▶ The problem
Spot each line in the records below where the word "Trades" occurs, then copy it.

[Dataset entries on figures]
***

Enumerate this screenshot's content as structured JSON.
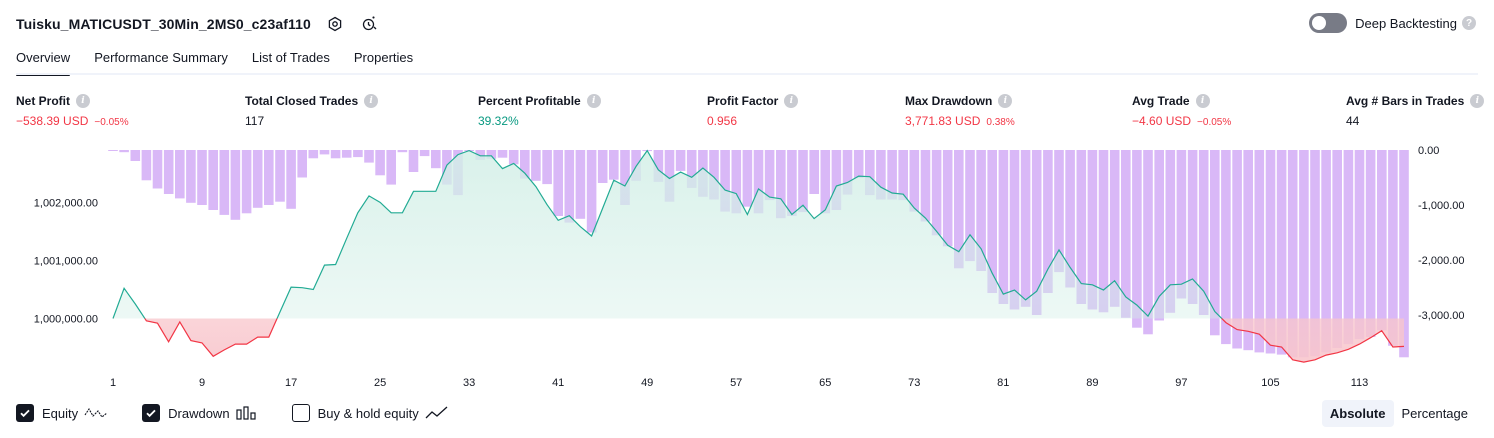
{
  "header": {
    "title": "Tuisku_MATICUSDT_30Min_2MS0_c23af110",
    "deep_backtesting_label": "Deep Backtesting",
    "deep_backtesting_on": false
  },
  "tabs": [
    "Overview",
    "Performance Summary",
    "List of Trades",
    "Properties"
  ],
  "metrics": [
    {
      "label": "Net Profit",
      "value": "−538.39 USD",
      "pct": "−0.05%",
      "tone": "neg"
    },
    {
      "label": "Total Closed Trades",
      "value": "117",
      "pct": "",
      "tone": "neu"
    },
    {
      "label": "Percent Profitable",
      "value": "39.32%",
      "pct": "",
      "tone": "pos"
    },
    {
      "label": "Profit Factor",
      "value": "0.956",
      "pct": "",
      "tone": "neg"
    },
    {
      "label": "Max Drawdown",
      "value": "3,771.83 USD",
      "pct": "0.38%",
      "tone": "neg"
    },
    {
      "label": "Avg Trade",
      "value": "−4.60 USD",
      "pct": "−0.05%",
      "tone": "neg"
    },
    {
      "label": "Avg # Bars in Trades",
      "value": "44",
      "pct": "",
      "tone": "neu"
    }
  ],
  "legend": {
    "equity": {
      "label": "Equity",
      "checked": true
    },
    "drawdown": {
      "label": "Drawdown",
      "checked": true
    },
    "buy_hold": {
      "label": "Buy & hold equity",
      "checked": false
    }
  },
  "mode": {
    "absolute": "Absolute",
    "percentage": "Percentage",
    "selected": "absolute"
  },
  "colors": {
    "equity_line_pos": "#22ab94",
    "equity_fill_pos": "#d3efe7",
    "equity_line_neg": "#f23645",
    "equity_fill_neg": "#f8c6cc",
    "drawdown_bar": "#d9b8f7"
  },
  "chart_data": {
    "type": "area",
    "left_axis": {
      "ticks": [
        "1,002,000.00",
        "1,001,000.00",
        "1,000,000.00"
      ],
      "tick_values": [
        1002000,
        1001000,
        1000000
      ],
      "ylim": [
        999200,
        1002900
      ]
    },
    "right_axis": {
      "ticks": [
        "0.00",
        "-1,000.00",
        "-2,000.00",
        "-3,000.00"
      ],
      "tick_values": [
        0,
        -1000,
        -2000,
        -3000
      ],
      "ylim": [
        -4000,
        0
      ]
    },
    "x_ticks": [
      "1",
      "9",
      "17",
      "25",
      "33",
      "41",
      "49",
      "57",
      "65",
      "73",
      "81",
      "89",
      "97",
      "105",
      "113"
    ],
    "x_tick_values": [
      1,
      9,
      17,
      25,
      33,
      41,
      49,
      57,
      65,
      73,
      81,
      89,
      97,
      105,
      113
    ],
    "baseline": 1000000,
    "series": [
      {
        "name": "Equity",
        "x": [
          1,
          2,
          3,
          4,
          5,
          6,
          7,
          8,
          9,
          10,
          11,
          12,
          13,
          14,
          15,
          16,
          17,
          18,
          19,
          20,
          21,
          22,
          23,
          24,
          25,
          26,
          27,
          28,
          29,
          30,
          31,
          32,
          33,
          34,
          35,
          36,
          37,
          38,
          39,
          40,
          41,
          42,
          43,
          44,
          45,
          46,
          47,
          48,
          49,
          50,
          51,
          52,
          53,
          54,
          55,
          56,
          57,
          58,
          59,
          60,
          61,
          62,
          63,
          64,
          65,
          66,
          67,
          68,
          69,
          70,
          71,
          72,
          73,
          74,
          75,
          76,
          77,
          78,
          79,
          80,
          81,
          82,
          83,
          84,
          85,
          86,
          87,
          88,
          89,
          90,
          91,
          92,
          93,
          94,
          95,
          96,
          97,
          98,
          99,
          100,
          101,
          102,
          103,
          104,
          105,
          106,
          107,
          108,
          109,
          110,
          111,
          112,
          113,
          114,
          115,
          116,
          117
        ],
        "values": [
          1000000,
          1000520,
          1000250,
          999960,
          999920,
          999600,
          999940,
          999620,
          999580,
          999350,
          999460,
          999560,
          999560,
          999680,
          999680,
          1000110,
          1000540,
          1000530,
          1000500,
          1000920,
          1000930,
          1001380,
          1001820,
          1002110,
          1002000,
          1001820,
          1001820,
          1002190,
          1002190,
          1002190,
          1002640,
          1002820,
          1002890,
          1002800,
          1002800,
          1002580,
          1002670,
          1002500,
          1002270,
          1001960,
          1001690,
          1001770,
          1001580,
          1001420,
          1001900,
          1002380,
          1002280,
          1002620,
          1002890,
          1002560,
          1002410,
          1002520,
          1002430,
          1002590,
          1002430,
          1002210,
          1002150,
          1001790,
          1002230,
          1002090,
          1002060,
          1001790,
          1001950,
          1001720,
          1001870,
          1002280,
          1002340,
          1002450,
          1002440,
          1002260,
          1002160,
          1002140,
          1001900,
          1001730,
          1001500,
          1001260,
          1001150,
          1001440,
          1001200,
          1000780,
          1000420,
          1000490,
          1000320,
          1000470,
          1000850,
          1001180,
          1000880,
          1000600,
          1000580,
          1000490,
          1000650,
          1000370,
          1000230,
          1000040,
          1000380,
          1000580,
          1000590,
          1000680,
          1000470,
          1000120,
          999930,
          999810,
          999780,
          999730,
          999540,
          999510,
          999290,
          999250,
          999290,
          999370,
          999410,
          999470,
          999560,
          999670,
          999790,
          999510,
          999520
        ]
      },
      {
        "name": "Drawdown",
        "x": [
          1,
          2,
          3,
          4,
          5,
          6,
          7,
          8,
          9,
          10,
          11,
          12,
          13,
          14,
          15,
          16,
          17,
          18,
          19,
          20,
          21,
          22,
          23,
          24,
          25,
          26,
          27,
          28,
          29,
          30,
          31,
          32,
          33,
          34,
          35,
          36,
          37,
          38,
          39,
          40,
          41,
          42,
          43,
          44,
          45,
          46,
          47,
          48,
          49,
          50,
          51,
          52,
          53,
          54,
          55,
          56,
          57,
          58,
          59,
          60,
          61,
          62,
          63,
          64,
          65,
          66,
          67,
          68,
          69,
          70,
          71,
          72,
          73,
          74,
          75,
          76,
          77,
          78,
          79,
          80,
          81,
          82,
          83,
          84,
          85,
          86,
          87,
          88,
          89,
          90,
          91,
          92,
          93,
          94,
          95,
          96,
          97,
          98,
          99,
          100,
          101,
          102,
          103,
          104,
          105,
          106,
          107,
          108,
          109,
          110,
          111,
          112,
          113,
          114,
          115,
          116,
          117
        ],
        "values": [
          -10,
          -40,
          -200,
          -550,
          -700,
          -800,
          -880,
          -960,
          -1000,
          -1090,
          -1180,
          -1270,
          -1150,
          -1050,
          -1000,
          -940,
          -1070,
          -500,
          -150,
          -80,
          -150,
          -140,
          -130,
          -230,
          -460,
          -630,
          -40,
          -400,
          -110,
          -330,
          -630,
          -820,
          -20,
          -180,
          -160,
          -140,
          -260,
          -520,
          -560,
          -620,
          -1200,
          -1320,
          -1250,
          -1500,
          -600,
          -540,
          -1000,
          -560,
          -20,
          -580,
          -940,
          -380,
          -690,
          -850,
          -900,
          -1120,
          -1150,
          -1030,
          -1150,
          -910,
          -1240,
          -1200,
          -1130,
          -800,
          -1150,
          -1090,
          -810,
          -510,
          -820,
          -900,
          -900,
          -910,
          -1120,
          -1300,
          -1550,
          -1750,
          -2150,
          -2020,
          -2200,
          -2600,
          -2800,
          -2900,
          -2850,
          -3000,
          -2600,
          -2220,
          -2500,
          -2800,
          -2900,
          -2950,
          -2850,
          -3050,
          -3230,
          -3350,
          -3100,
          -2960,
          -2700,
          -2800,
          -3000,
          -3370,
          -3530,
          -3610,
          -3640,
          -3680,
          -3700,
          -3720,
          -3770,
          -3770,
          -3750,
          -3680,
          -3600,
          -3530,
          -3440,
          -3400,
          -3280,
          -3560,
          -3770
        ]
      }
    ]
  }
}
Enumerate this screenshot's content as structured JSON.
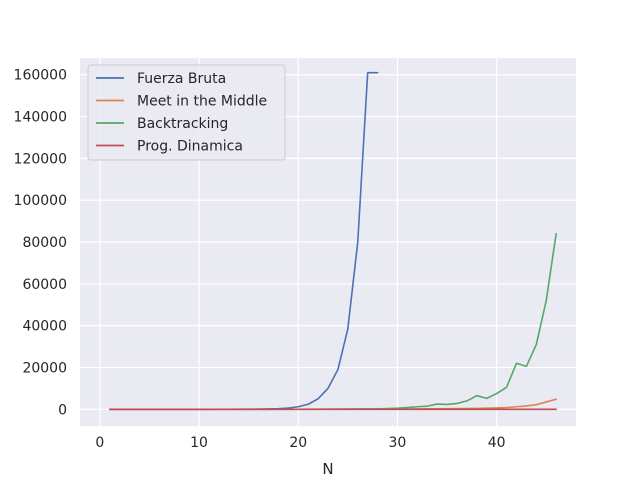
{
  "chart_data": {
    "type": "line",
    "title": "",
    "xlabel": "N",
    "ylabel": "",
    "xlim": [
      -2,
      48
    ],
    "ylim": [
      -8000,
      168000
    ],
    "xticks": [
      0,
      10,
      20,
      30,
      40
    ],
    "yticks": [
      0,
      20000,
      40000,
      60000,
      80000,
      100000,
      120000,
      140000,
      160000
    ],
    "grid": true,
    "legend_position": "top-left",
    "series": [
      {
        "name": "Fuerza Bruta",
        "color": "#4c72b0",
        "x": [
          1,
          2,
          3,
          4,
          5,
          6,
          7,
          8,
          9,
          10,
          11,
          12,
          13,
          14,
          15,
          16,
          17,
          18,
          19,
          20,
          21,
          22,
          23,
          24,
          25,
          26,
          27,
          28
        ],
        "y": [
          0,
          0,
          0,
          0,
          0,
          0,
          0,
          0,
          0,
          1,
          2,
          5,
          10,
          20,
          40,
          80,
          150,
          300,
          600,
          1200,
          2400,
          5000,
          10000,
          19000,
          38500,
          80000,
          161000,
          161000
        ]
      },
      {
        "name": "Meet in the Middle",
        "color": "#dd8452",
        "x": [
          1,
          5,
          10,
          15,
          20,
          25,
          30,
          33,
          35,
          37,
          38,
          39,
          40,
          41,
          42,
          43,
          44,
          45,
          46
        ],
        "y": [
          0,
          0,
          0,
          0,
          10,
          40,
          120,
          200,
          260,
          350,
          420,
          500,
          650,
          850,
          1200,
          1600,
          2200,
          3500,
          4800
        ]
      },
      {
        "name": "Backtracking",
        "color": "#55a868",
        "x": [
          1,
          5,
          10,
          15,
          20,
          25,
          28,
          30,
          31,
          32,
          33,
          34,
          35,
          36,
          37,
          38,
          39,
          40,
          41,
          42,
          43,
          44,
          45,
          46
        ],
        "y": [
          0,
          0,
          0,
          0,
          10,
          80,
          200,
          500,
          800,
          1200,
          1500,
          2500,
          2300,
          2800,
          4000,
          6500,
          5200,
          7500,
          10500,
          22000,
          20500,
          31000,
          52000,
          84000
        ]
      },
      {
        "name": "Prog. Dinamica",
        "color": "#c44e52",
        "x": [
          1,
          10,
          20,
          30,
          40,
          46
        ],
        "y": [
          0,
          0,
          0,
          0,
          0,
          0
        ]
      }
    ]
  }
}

***

▶ Answer to the problem
    "List of Trades",
      "label": "Total Closed Trades",
      "label": "Avg # Bars in Trades",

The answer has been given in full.